→ **REQUIREMENT**
Each line of the listing that contains the word "Effective" is to be copied.

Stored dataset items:
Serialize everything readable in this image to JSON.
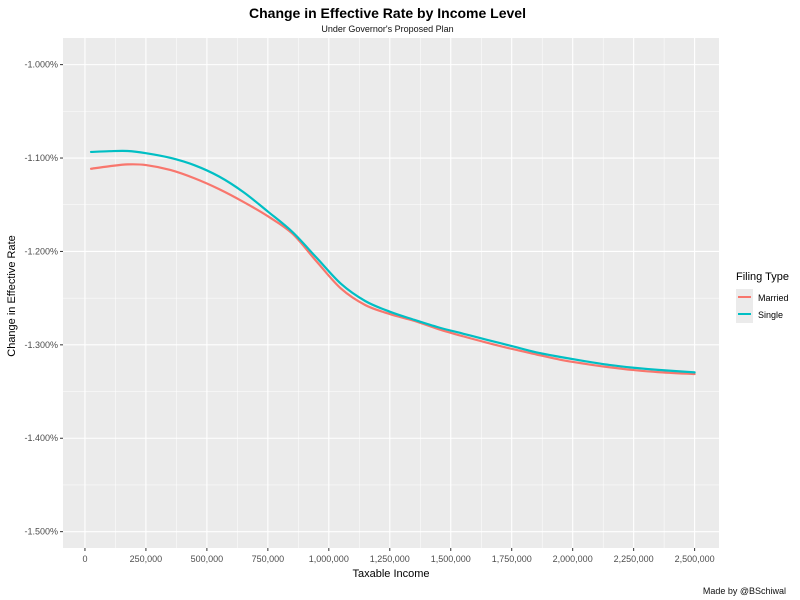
{
  "chart_data": {
    "type": "line",
    "title": "Change in Effective Rate by Income Level",
    "subtitle": "Under Governor's Proposed Plan",
    "xlabel": "Taxable Income",
    "ylabel": "Change in Effective Rate",
    "caption": "Made by @BSchiwal",
    "xlim": [
      -90000,
      2600000
    ],
    "ylim": [
      -1.5175,
      -0.9715
    ],
    "x_ticks": [
      0,
      250000,
      500000,
      750000,
      1000000,
      1250000,
      1500000,
      1750000,
      2000000,
      2250000,
      2500000
    ],
    "x_tick_labels": [
      "0",
      "250,000",
      "500,000",
      "750,000",
      "1,000,000",
      "1,250,000",
      "1,500,000",
      "1,750,000",
      "2,000,000",
      "2,250,000",
      "2,500,000"
    ],
    "y_ticks": [
      -1.0,
      -1.1,
      -1.2,
      -1.3,
      -1.4,
      -1.5
    ],
    "y_tick_labels": [
      "-1.000%",
      "-1.100%",
      "-1.200%",
      "-1.300%",
      "-1.400%",
      "-1.500%"
    ],
    "grid": true,
    "legend": {
      "title": "Filing Type",
      "position": "right"
    },
    "x": [
      25000,
      100000,
      175000,
      250000,
      350000,
      450000,
      550000,
      650000,
      750000,
      850000,
      950000,
      1050000,
      1150000,
      1250000,
      1350000,
      1450000,
      1550000,
      1650000,
      1750000,
      1850000,
      1950000,
      2050000,
      2150000,
      2250000,
      2350000,
      2500000
    ],
    "series": [
      {
        "name": "Married",
        "color": "#F8766D",
        "values": [
          -1.1115,
          -1.1088,
          -1.1068,
          -1.1075,
          -1.1128,
          -1.1218,
          -1.1333,
          -1.147,
          -1.1623,
          -1.1808,
          -1.2108,
          -1.2398,
          -1.2575,
          -1.267,
          -1.2743,
          -1.2832,
          -1.2908,
          -1.2978,
          -1.3043,
          -1.3102,
          -1.316,
          -1.3203,
          -1.324,
          -1.327,
          -1.3292,
          -1.3313
        ]
      },
      {
        "name": "Single",
        "color": "#00BFC4",
        "values": [
          -1.0935,
          -1.0927,
          -1.0925,
          -1.0948,
          -1.0998,
          -1.1078,
          -1.1198,
          -1.1365,
          -1.1573,
          -1.179,
          -1.2068,
          -1.2347,
          -1.2532,
          -1.2645,
          -1.2732,
          -1.2813,
          -1.288,
          -1.2947,
          -1.3013,
          -1.308,
          -1.313,
          -1.3175,
          -1.3215,
          -1.3245,
          -1.3268,
          -1.3295
        ]
      }
    ]
  }
}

→ **EXPECTED OUTPUT**
    "title": "Change in Effective Rate by Income Level",
    "ylabel": "Change in Effective Rate",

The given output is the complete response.